Stated task: Extract and list every line that contains the word "новые".

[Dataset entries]
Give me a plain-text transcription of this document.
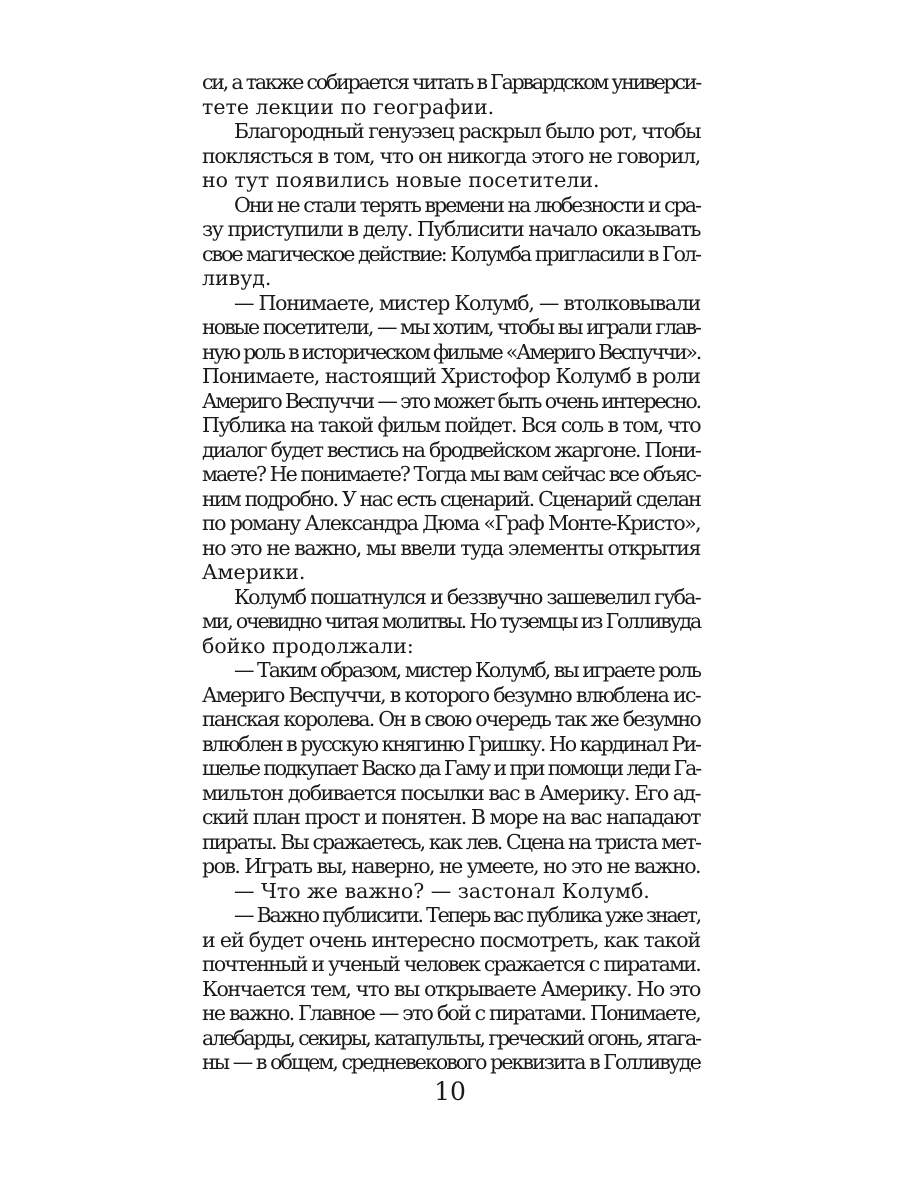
си, а также собирается читать в Гарвардском универси-
тете лекции по географии.
Благородный генуэзец раскрыл было рот, чтобы
поклясться в том, что он никогда этого не говорил,
но тут появились новые посетители.
Они не стали терять времени на любезности и сра-
зу приступили в делу. Публисити начало оказывать
свое магическое действие: Колумба пригласили в Гол-
ливуд.
— Понимаете, мистер Колумб, — втолковывали
новые посетители, — мы хотим, чтобы вы играли глав-
ную роль в историческом фильме «Америго Веспуччи».
Понимаете, настоящий Христофор Колумб в роли
Америго Веспуччи — это может быть очень интересно.
Публика на такой фильм пойдет. Вся соль в том, что
диалог будет вестись на бродвейском жаргоне. Пони-
маете? Не понимаете? Тогда мы вам сейчас все объяс-
ним подробно. У нас есть сценарий. Сценарий сделан
по роману Александра Дюма «Граф Монте-Кристо»,
но это не важно, мы ввели туда элементы открытия
Америки.
Колумб пошатнулся и беззвучно зашевелил губа-
ми, очевидно читая молитвы. Но туземцы из Голливуда
бойко продолжали:
— Таким образом, мистер Колумб, вы играете роль
Америго Веспуччи, в которого безумно влюблена ис-
панская королева. Он в свою очередь так же безумно
влюблен в русскую княгиню Гришку. Но кардинал Ри-
шелье подкупает Васко да Гаму и при помощи леди Га-
мильтон добивается посылки вас в Америку. Его ад-
ский план прост и понятен. В море на вас нападают
пираты. Вы сражаетесь, как лев. Сцена на триста мет-
ров. Играть вы, наверно, не умеете, но это не важно.
— Что же важно? — застонал Колумб.
— Важно публисити. Теперь вас публика уже знает,
и ей будет очень интересно посмотреть, как такой
почтенный и ученый человек сражается с пиратами.
Кончается тем, что вы открываете Америку. Но это
не важно. Главное — это бой с пиратами. Понимаете,
алебарды, секиры, катапульты, греческий огонь, ятага-
ны — в общем, средневекового реквизита в Голливуде
10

Problem solution:
но тут появились новые посетители.
новые посетители, — мы хотим, чтобы вы играли глав-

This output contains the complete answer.